ИСХОДНЫЙ ТЕКСТ →
^^^^
«Новгородский» период
В первый период правления Ивана III ему пришлось решать задачу, к которой на протяжении веков безуспешно подступались многие владимиро-суздальские, а затем московские великие князья: покорение Новгорода. Без упразднения богатой и могущественной купеческой республики, без присоединения ее земель, занимавших половину всей восточной Руси, никакого объединенного государства возникнуть не могло бы.
Подробно о жизни и внутреннем устройстве Господина Великого Новгорода было рассказано в I томе, поэтому здесь я ограничусь лишь перечислением причин, по которым древняя вечевая республика, потерпела поражение в борьбе с молодым государством диктаторского типа.
Во-первых, при всем своем богатстве Новгород не обеспечивал себя зерном – состоятельные граждане часто не хотели заниматься сельским хозяйством, которое не могло конкурировать по прибыльности с торговлей, да и природно-климатические условия были неблагоприятны. Хлеб закупали в соседних русских областях, и всякое обострение отношений приводило к продовольственной блокаде.
Во-вторых, по верному суждению Карамзина, «падение Новагорода ознаменовалось утратою воинского мужества, которое уменьшается в державах торговых с умножением богатства, располагающего людей к наслаждениям мирным». Иными словами, республика привыкла решать все проблемы при помощи денег, а не оружия. У нее не было ни военного опыта, ни хорошо обученной армии. В случае опасности новгородцы могли собрать многочисленное ополчение, но оно было плохо вооружено и недисциплинированно; единственным по-настоящему боеспособным подразделением был «владычный стяг» – полк тяжелой кавалерии, содержавшийся на средства архиепископской казны.
^^^^
ДАННЫЕ ЗАПИСИ →
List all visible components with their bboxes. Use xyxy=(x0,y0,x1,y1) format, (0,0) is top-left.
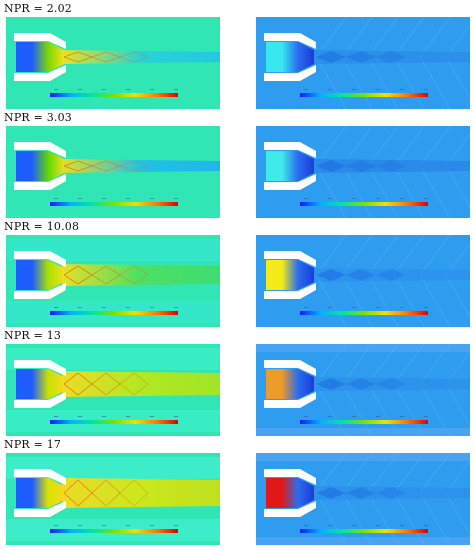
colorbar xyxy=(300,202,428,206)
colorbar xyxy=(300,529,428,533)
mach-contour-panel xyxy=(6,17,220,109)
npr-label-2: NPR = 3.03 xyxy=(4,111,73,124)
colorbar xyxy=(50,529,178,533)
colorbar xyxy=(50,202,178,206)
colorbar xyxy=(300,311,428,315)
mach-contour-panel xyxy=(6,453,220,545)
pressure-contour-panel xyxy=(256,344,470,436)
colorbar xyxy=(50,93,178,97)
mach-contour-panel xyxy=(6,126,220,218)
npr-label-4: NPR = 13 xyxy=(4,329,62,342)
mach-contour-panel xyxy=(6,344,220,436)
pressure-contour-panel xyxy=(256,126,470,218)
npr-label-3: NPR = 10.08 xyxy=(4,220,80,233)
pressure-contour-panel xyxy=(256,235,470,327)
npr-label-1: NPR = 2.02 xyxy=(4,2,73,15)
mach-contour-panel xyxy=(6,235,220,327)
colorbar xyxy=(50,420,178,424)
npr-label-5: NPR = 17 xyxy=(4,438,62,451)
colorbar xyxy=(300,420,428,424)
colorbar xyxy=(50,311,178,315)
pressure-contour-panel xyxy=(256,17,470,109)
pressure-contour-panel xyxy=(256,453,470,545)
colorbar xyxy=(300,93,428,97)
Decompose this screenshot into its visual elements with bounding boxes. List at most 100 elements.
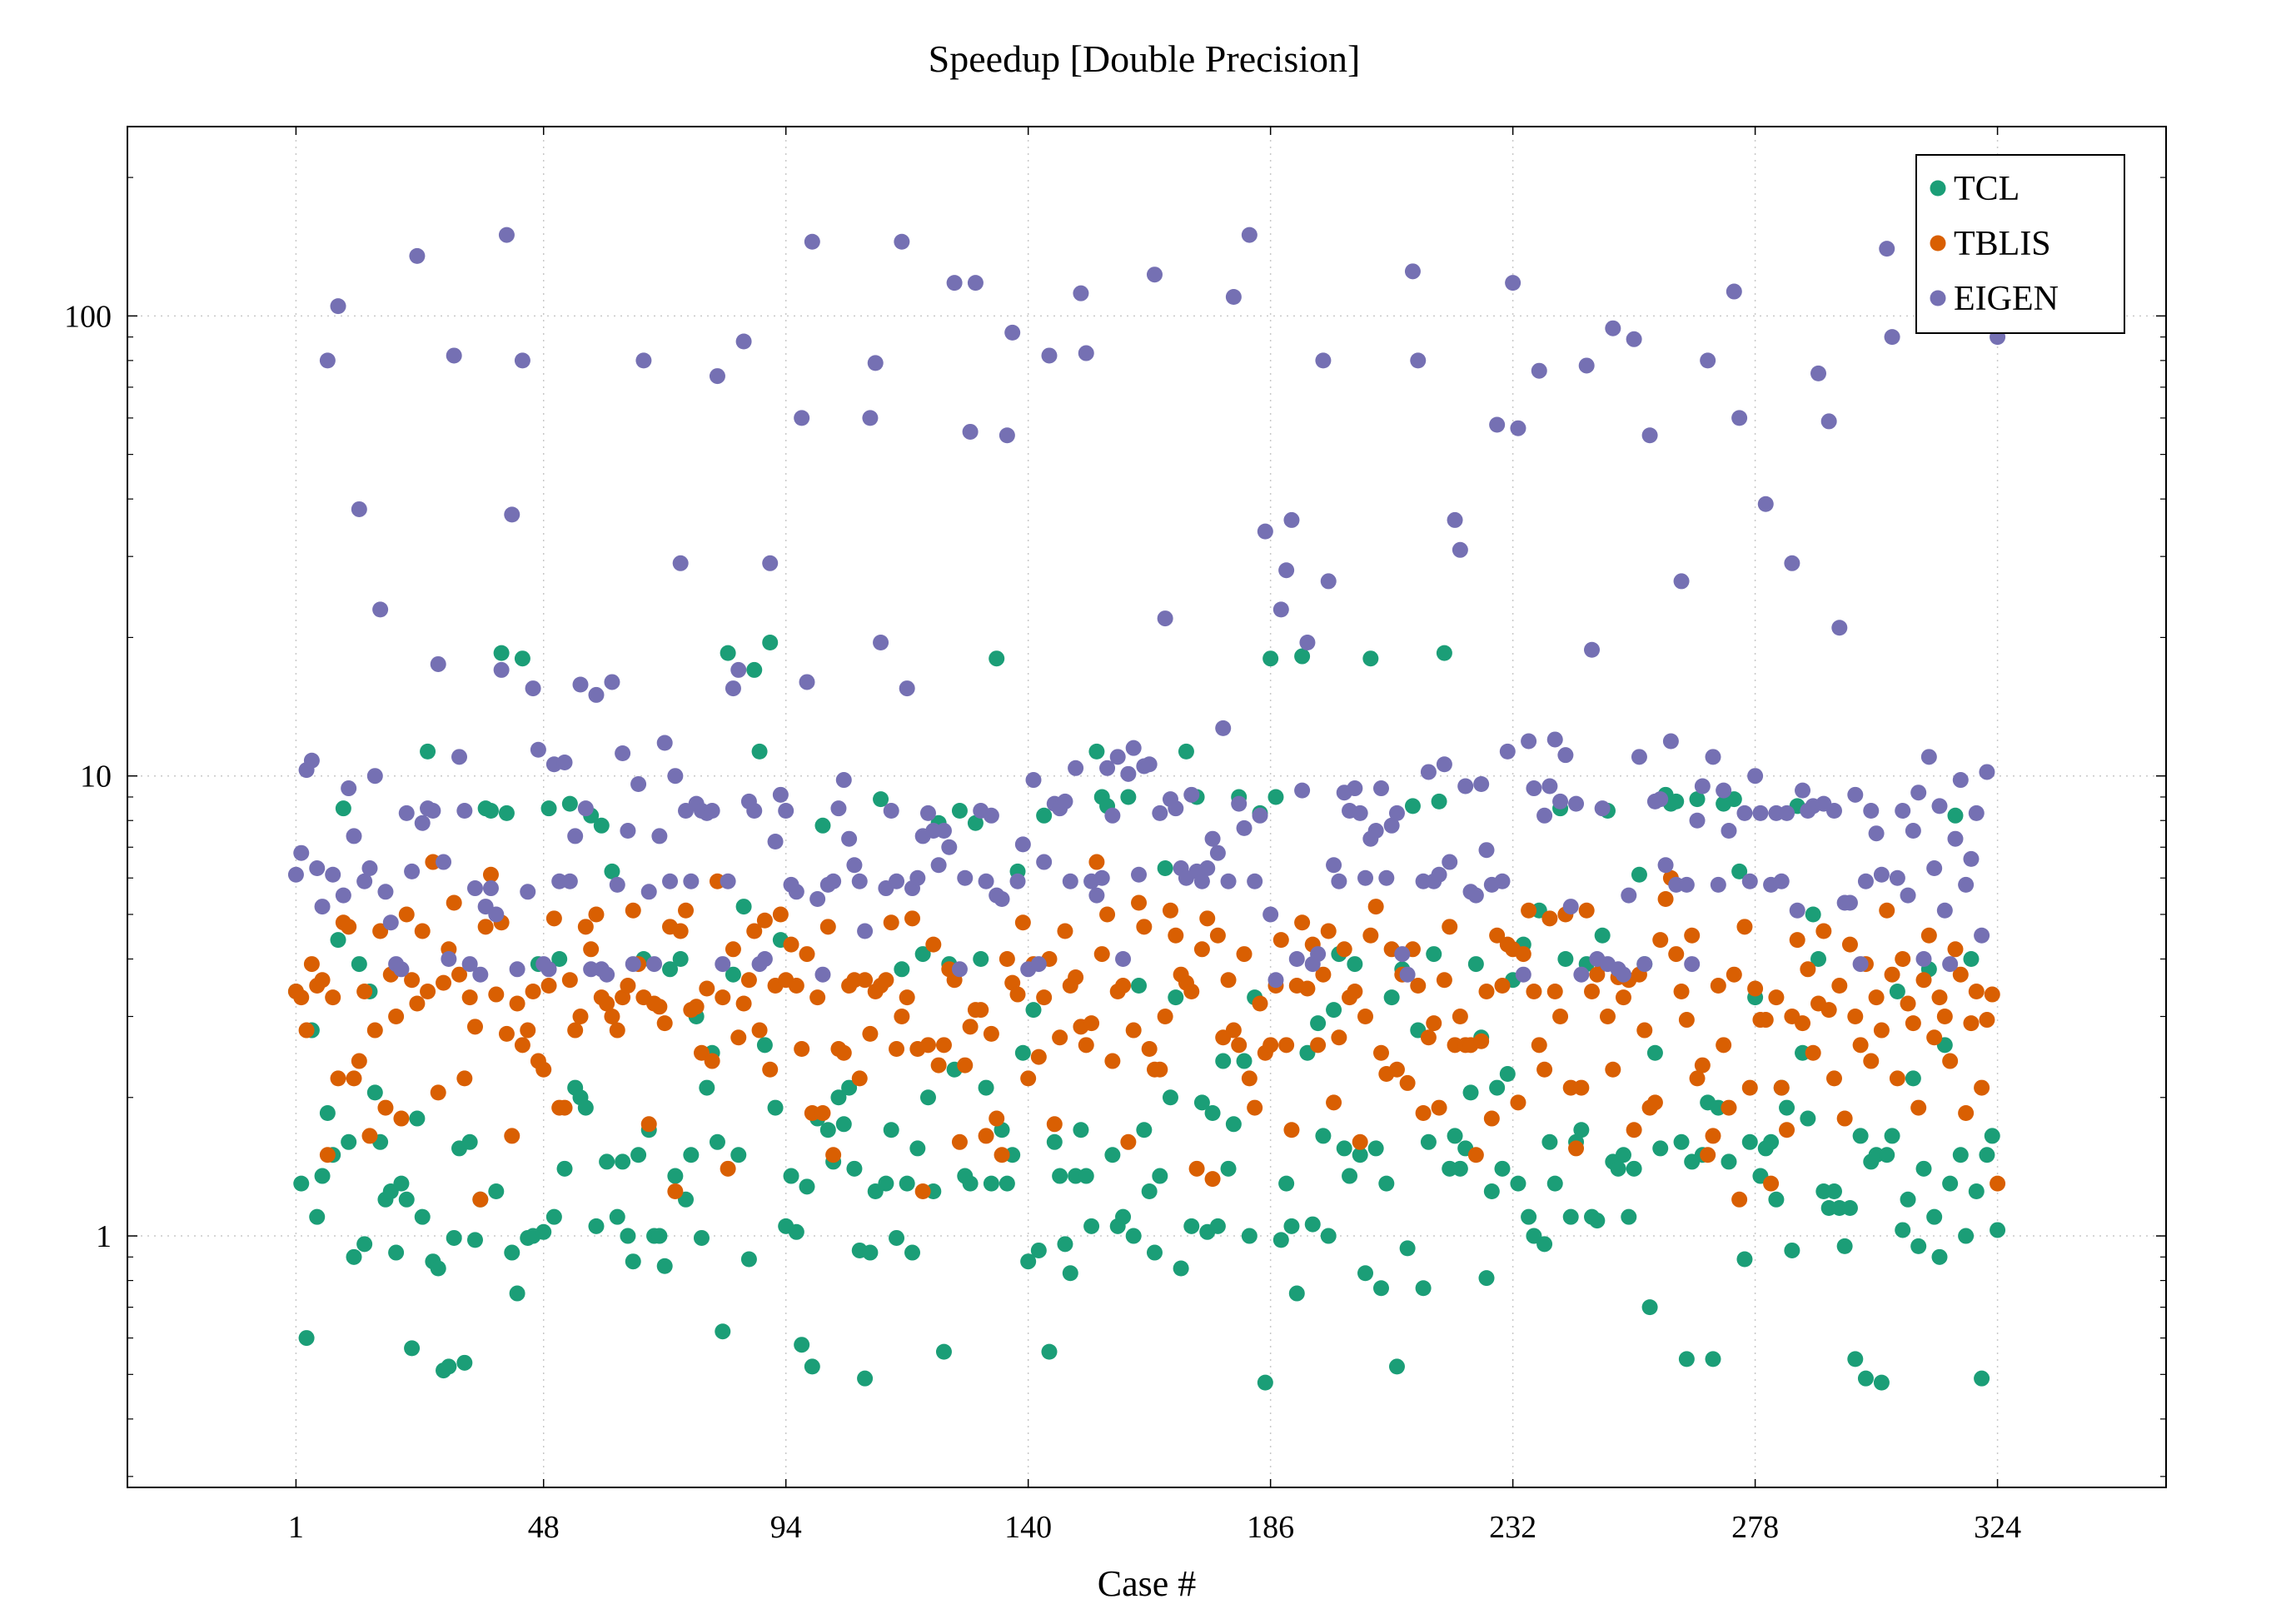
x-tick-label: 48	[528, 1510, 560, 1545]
^^^^
ЧТО ТРЕБУЕТСЯ →
(a) Проверьте по исходному тексту три утверждения и для каждого ответьте «да» или «нет», подкрепив ответ точной цитатой из текста.
(i) Новгород сам обеспечивал себя зерном.
(ii) «Владычный стяг» содержался на средства архиепископской казны.
(iii) Новгородские земли занимали треть всей восточной Руси.
(b) Ответьте по исходному тексту на три вопроса:
(i) Какую задачу пришлось решать Ивану III в первый период его правления?
(ii) Где новгородцы закупали хлеб?
(iii) Чье суждение о падении Новгорода приводится в тексте?
Записи никак не связаны с текстом о Новгороде.

ОТВЕТЫ НА ЗАДАНИЯ →
(a)
(i) Нет: «Новгород не обеспечивал себя зерном».
(ii) Да: «полк тяжелой кавалерии, содержавшийся на средства архиепископской казны».
(iii) Нет: «занимавших половину всей восточной Руси».

(b)
(i) Ему нужно было покорить Новгород.
(ii) Хлеб закупали в соседних русских областях.
(iii) Приводится суждение Карамзина.